#### Exercise prompt
Copy the lines that follow, keeping every character the same.

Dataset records
Begin
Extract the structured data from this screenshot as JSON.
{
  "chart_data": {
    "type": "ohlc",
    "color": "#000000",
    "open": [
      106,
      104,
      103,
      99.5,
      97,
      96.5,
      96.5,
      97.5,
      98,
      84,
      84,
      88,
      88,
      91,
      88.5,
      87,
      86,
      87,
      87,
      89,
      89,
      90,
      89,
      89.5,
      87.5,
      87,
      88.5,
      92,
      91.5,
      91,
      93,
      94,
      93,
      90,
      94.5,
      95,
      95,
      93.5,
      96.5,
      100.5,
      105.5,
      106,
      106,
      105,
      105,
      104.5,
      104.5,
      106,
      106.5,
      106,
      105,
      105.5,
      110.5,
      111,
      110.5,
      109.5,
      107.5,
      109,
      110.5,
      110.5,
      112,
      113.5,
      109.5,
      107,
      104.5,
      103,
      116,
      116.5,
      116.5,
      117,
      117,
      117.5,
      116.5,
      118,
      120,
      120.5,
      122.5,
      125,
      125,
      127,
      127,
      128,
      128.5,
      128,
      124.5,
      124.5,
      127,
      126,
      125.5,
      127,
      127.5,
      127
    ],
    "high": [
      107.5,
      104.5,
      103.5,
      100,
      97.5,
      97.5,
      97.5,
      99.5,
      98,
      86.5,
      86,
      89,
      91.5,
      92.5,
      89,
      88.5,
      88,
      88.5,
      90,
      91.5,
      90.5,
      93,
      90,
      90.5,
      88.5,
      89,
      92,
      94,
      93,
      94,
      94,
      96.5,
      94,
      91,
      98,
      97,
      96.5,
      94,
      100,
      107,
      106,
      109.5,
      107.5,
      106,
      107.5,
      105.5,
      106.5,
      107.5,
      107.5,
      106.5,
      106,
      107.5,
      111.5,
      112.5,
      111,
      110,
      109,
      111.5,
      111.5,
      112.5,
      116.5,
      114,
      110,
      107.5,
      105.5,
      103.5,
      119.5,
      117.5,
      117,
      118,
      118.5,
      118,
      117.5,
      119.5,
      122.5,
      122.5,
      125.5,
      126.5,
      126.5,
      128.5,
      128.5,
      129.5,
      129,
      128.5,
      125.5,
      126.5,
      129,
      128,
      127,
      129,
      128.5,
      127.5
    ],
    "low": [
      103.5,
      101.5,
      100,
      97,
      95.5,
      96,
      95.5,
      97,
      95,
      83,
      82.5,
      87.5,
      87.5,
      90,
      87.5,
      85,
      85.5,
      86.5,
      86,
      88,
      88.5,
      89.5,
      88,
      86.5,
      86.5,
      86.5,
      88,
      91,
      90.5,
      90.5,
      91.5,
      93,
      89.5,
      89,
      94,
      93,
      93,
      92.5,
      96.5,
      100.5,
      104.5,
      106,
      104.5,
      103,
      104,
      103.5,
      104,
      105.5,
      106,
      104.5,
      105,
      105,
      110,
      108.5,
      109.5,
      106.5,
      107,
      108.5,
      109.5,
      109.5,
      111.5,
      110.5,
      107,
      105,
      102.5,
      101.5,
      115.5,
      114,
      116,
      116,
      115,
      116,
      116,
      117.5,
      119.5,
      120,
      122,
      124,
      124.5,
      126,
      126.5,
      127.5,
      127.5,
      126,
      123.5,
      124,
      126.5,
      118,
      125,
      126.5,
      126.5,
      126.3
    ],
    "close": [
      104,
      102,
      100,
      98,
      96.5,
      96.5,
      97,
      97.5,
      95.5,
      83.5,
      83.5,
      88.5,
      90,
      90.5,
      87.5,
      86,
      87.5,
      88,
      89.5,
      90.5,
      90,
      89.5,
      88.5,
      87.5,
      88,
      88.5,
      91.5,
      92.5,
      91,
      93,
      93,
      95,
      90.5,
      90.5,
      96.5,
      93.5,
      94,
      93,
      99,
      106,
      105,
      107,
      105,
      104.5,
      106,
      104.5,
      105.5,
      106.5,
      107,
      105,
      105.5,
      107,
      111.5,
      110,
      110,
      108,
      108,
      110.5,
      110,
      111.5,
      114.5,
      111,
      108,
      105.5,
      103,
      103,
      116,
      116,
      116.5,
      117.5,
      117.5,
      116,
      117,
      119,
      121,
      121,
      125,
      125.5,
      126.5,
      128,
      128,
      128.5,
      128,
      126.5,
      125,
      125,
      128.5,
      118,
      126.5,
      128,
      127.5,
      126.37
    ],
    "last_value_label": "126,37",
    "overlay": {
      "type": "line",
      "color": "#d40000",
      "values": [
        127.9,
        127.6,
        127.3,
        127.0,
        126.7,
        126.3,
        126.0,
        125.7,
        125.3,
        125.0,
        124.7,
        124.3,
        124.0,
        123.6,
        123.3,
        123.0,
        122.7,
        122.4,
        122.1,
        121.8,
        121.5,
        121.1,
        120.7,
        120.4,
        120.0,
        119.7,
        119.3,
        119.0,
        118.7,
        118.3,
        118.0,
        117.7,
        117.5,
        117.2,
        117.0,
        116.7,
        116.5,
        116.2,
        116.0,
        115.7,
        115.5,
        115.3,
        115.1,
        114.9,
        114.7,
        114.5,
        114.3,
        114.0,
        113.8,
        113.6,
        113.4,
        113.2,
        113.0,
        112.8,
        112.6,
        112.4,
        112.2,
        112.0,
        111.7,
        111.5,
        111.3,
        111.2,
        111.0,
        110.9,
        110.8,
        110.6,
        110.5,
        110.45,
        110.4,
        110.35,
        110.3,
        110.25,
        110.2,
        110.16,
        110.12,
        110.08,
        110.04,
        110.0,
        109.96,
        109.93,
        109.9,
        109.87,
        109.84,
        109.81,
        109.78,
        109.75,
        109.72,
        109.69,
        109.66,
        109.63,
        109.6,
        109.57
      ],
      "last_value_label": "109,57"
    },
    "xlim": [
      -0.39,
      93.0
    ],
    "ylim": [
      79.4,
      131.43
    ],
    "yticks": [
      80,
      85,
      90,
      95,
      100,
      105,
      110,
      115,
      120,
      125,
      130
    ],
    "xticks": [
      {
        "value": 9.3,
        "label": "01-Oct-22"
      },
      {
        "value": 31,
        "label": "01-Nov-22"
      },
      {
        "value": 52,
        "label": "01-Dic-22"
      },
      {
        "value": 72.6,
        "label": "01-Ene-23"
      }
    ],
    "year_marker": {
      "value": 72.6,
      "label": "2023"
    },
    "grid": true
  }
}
End
#### The result
Extract the structured data from this screenshot as JSON.
{
  "chart_data": {
    "type": "ohlc",
    "color": "#000000",
    "open": [
      106,
      104,
      103,
      99.5,
      97,
      96.5,
      96.5,
      97.5,
      98,
      84,
      84,
      88,
      88,
      91,
      88.5,
      87,
      86,
      87,
      87,
      89,
      89,
      90,
      89,
      89.5,
      87.5,
      87,
      88.5,
      92,
      91.5,
      91,
      93,
      94,
      93,
      90,
      94.5,
      95,
      95,
      93.5,
      96.5,
      100.5,
      105.5,
      106,
      106,
      105,
      105,
      104.5,
      104.5,
      106,
      106.5,
      106,
      105,
      105.5,
      110.5,
      111,
      110.5,
      109.5,
      107.5,
      109,
      110.5,
      110.5,
      112,
      113.5,
      109.5,
      107,
      104.5,
      103,
      116,
      116.5,
      116.5,
      117,
      117,
      117.5,
      116.5,
      118,
      120,
      120.5,
      122.5,
      125,
      125,
      127,
      127,
      128,
      128.5,
      128,
      124.5,
      124.5,
      127,
      126,
      125.5,
      127,
      127.5,
      127
    ],
    "high": [
      107.5,
      104.5,
      103.5,
      100,
      97.5,
      97.5,
      97.5,
      99.5,
      98,
      86.5,
      86,
      89,
      91.5,
      92.5,
      89,
      88.5,
      88,
      88.5,
      90,
      91.5,
      90.5,
      93,
      90,
      90.5,
      88.5,
      89,
      92,
      94,
      93,
      94,
      94,
      96.5,
      94,
      91,
      98,
      97,
      96.5,
      94,
      100,
      107,
      106,
      109.5,
      107.5,
      106,
      107.5,
      105.5,
      106.5,
      107.5,
      107.5,
      106.5,
      106,
      107.5,
      111.5,
      112.5,
      111,
      110,
      109,
      111.5,
      111.5,
      112.5,
      116.5,
      114,
      110,
      107.5,
      105.5,
      103.5,
      119.5,
      117.5,
      117,
      118,
      118.5,
      118,
      117.5,
      119.5,
      122.5,
      122.5,
      125.5,
      126.5,
      126.5,
      128.5,
      128.5,
      129.5,
      129,
      128.5,
      125.5,
      126.5,
      129,
      128,
      127,
      129,
      128.5,
      127.5
    ],
    "low": [
      103.5,
      101.5,
      100,
      97,
      95.5,
      96,
      95.5,
      97,
      95,
      83,
      82.5,
      87.5,
      87.5,
      90,
      87.5,
      85,
      85.5,
      86.5,
      86,
      88,
      88.5,
      89.5,
      88,
      86.5,
      86.5,
      86.5,
      88,
      91,
      90.5,
      90.5,
      91.5,
      93,
      89.5,
      89,
      94,
      93,
      93,
      92.5,
      96.5,
      100.5,
      104.5,
      106,
      104.5,
      103,
      104,
      103.5,
      104,
      105.5,
      106,
      104.5,
      105,
      105,
      110,
      108.5,
      109.5,
      106.5,
      107,
      108.5,
      109.5,
      109.5,
      111.5,
      110.5,
      107,
      105,
      102.5,
      101.5,
      115.5,
      114,
      116,
      116,
      115,
      116,
      116,
      117.5,
      119.5,
      120,
      122,
      124,
      124.5,
      126,
      126.5,
      127.5,
      127.5,
      126,
      123.5,
      124,
      126.5,
      118,
      125,
      126.5,
      126.5,
      126.3
    ],
    "close": [
      104,
      102,
      100,
      98,
      96.5,
      96.5,
      97,
      97.5,
      95.5,
      83.5,
      83.5,
      88.5,
      90,
      90.5,
      87.5,
      86,
      87.5,
      88,
      89.5,
      90.5,
      90,
      89.5,
      88.5,
      87.5,
      88,
      88.5,
      91.5,
      92.5,
      91,
      93,
      93,
      95,
      90.5,
      90.5,
      96.5,
      93.5,
      94,
      93,
      99,
      106,
      105,
      107,
      105,
      104.5,
      106,
      104.5,
      105.5,
      106.5,
      107,
      105,
      105.5,
      107,
      111.5,
      110,
      110,
      108,
      108,
      110.5,
      110,
      111.5,
      114.5,
      111,
      108,
      105.5,
      103,
      103,
      116,
      116,
      116.5,
      117.5,
      117.5,
      116,
      117,
      119,
      121,
      121,
      125,
      125.5,
      126.5,
      128,
      128,
      128.5,
      128,
      126.5,
      125,
      125,
      128.5,
      118,
      126.5,
      128,
      127.5,
      126.37
    ],
    "last_value_label": "126,37",
    "overlay": {
      "type": "line",
      "color": "#d40000",
      "values": [
        127.9,
        127.6,
        127.3,
        127.0,
        126.7,
        126.3,
        126.0,
        125.7,
        125.3,
        125.0,
        124.7,
        124.3,
        124.0,
        123.6,
        123.3,
        123.0,
        122.7,
        122.4,
        122.1,
        121.8,
        121.5,
        121.1,
        120.7,
        120.4,
        120.0,
        119.7,
        119.3,
        119.0,
        118.7,
        118.3,
        118.0,
        117.7,
        117.5,
        117.2,
        117.0,
        116.7,
        116.5,
        116.2,
        116.0,
        115.7,
        115.5,
        115.3,
        115.1,
        114.9,
        114.7,
        114.5,
        114.3,
        114.0,
        113.8,
        113.6,
        113.4,
        113.2,
        113.0,
        112.8,
        112.6,
        112.4,
        112.2,
        112.0,
        111.7,
        111.5,
        111.3,
        111.2,
        111.0,
        110.9,
        110.8,
        110.6,
        110.5,
        110.45,
        110.4,
        110.35,
        110.3,
        110.25,
        110.2,
        110.16,
        110.12,
        110.08,
        110.04,
        110.0,
        109.96,
        109.93,
        109.9,
        109.87,
        109.84,
        109.81,
        109.78,
        109.75,
        109.72,
        109.69,
        109.66,
        109.63,
        109.6,
        109.57
      ],
      "last_value_label": "109,57"
    },
    "xlim": [
      -0.39,
      93.0
    ],
    "ylim": [
      79.4,
      131.43
    ],
    "yticks": [
      80,
      85,
      90,
      95,
      100,
      105,
      110,
      115,
      120,
      125,
      130
    ],
    "xticks": [
      {
        "value": 9.3,
        "label": "01-Oct-22"
      },
      {
        "value": 31,
        "label": "01-Nov-22"
      },
      {
        "value": 52,
        "label": "01-Dic-22"
      },
      {
        "value": 72.6,
        "label": "01-Ene-23"
      }
    ],
    "year_marker": {
      "value": 72.6,
      "label": "2023"
    },
    "grid": true
  }
}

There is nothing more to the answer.